-- Data about app and page elements --
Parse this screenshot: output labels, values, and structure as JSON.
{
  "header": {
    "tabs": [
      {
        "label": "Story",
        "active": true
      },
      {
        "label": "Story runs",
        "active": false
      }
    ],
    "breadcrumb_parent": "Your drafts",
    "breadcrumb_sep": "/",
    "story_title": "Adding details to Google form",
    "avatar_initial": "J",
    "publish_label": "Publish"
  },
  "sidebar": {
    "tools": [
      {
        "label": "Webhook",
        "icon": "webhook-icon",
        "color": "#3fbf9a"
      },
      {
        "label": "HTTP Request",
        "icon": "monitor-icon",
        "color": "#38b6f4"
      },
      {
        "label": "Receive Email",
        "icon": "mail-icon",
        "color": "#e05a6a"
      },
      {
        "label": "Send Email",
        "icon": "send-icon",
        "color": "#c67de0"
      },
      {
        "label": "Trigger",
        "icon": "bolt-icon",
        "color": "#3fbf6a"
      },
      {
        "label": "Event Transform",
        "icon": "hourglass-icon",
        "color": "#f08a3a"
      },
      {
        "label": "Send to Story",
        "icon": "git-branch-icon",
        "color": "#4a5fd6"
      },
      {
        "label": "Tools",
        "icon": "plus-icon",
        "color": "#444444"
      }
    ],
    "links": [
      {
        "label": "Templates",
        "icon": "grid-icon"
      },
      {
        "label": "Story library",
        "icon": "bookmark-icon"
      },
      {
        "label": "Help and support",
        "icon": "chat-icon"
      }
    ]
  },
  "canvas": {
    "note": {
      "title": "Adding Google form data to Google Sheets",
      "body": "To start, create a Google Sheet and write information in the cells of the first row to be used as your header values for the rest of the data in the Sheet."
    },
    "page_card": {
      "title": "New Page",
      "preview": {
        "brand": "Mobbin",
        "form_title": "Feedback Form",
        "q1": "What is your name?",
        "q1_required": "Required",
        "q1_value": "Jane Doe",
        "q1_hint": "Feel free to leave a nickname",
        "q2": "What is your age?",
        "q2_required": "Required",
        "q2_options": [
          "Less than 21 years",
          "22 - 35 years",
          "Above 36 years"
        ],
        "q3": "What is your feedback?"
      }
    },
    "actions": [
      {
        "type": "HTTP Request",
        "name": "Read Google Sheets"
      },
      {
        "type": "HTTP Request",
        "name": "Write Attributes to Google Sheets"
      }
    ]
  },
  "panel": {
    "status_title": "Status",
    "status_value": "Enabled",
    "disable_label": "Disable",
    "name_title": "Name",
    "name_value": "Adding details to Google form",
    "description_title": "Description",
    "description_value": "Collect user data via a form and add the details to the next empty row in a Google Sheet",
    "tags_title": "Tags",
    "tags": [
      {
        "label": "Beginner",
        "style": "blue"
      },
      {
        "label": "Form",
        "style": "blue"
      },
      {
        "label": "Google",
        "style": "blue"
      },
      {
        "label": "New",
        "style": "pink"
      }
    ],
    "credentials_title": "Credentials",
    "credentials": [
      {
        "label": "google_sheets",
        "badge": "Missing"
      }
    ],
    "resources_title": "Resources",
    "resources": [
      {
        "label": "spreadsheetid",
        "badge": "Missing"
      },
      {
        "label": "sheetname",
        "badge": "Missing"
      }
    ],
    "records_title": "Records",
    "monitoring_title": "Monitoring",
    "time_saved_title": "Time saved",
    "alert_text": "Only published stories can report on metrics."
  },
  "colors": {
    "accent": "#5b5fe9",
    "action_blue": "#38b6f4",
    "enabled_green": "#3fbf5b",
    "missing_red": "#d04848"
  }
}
==
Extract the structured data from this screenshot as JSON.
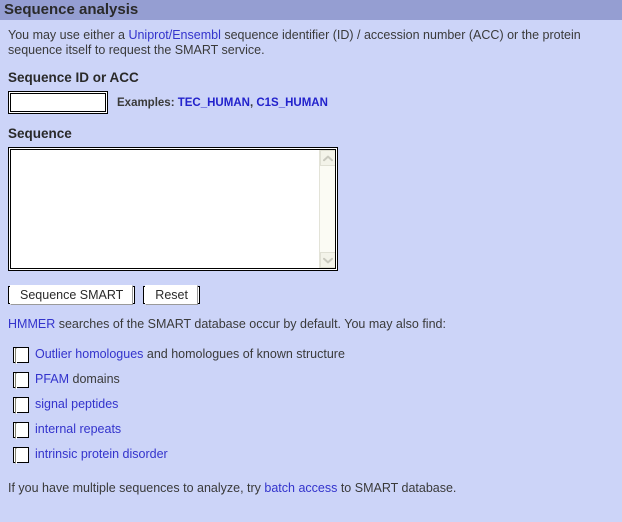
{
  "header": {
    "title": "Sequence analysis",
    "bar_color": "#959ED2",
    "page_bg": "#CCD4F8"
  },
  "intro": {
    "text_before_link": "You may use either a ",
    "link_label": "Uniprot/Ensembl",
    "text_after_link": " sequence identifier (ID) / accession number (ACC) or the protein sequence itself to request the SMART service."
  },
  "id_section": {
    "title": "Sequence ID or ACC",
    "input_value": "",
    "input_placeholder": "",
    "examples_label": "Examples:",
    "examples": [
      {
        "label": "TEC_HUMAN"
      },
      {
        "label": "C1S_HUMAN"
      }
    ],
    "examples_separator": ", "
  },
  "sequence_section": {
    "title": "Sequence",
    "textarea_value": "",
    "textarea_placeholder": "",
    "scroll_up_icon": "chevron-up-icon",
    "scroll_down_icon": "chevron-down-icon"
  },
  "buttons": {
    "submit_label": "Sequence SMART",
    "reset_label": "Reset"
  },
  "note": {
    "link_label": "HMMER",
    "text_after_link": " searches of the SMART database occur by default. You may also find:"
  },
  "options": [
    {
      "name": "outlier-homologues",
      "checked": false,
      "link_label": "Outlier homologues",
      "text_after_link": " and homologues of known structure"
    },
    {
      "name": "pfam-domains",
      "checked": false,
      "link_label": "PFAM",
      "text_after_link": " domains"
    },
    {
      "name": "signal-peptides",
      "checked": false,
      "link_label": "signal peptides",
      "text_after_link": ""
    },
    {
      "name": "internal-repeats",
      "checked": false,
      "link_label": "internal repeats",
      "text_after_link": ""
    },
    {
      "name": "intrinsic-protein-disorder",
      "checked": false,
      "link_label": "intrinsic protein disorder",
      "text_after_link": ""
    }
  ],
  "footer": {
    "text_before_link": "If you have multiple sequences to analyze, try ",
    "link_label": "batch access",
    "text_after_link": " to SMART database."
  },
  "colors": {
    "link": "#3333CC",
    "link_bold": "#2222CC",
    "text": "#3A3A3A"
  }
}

-- Exercise goal --
Pull out every line of the records above that contains the word "Email".

-- Response below --
        "label": "Receive Email",
        "label": "Send Email",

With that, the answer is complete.